__BRIEF__:
Reproduce the records below exactly as they appear.

__RECORDS SHOWN__:
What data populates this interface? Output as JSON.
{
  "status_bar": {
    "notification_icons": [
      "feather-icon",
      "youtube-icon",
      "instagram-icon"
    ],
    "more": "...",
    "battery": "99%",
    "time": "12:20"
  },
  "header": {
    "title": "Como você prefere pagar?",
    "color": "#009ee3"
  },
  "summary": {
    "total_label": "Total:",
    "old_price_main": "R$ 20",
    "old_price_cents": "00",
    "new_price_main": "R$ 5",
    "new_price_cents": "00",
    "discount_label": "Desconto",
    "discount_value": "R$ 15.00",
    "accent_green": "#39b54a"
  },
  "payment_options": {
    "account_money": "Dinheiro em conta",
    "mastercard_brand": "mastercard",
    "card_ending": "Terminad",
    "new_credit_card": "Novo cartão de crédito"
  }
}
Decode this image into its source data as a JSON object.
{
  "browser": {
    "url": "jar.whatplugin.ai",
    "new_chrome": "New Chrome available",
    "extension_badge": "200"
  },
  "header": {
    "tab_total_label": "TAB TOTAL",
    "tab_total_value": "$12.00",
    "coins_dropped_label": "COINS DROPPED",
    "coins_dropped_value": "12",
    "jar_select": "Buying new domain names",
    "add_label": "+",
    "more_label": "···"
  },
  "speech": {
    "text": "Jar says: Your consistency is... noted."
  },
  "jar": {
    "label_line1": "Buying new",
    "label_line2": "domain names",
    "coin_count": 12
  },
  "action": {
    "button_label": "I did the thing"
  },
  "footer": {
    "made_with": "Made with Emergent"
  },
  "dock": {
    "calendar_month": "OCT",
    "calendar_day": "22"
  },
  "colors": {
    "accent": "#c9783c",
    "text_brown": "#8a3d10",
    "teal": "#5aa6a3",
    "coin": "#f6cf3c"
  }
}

__TASK OUTPUT__:
What data populates this interface? Output as JSON.
{
  "status_bar": {
    "notification_icons": [
      "feather-icon",
      "youtube-icon",
      "instagram-icon"
    ],
    "more": "...",
    "battery": "99%",
    "time": "12:20"
  },
  "header": {
    "title": "Como você prefere pagar?",
    "color": "#009ee3"
  },
  "summary": {
    "total_label": "Total:",
    "old_price_main": "R$ 20",
    "old_price_cents": "00",
    "new_price_main": "R$ 5",
    "new_price_cents": "00",
    "discount_label": "Desconto",
    "discount_value": "R$ 15.00",
    "accent_green": "#39b54a"
  },
  "payment_options": {
    "account_money": "Dinheiro em conta",
    "mastercard_brand": "mastercard",
    "card_ending": "Terminad",
    "new_credit_card": "Novo cartão de crédito"
  }
}
Decode this image into its source data as a JSON object.
{
  "browser": {
    "url": "jar.whatplugin.ai",
    "new_chrome": "New Chrome available",
    "extension_badge": "200"
  },
  "header": {
    "tab_total_label": "TAB TOTAL",
    "tab_total_value": "$12.00",
    "coins_dropped_label": "COINS DROPPED",
    "coins_dropped_value": "12",
    "jar_select": "Buying new domain names",
    "add_label": "+",
    "more_label": "···"
  },
  "speech": {
    "text": "Jar says: Your consistency is... noted."
  },
  "jar": {
    "label_line1": "Buying new",
    "label_line2": "domain names",
    "coin_count": 12
  },
  "action": {
    "button_label": "I did the thing"
  },
  "footer": {
    "made_with": "Made with Emergent"
  },
  "dock": {
    "calendar_month": "OCT",
    "calendar_day": "22"
  },
  "colors": {
    "accent": "#c9783c",
    "text_brown": "#8a3d10",
    "teal": "#5aa6a3",
    "coin": "#f6cf3c"
  }
}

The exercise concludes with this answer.